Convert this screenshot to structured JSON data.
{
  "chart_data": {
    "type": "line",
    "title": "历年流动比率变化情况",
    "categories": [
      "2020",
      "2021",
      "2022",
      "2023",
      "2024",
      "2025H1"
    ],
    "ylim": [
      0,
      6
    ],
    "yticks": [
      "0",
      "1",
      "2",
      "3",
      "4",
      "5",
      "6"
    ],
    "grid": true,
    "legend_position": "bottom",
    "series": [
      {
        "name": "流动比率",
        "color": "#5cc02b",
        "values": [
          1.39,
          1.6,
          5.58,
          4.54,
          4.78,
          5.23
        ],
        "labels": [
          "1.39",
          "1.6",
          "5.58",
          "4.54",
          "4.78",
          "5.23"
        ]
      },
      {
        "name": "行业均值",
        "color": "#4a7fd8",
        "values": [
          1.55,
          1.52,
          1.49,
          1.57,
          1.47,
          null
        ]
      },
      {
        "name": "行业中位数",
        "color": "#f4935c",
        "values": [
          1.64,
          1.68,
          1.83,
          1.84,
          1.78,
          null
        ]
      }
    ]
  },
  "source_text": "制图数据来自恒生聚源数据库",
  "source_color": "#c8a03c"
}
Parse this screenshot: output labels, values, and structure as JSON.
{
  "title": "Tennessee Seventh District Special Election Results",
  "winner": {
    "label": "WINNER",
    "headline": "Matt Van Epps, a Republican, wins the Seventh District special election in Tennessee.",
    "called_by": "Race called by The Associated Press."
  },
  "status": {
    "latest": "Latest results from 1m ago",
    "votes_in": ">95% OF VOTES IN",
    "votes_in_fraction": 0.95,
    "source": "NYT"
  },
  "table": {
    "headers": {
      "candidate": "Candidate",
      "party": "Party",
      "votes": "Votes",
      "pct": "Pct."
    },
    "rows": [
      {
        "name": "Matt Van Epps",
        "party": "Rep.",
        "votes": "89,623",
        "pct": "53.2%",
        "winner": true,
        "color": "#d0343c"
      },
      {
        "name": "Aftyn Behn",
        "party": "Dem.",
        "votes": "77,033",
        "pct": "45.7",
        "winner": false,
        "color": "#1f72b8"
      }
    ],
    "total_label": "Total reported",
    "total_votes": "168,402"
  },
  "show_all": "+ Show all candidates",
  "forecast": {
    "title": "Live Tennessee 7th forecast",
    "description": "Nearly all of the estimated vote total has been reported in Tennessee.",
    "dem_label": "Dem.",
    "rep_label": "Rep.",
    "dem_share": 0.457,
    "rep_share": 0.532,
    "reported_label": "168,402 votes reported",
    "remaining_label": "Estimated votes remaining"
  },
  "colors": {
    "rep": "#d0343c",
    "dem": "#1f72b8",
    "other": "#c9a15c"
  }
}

- Required work -
Only the number is wanted: how many lines in the preceding entries hold the string "JSON"?

- Task response -
2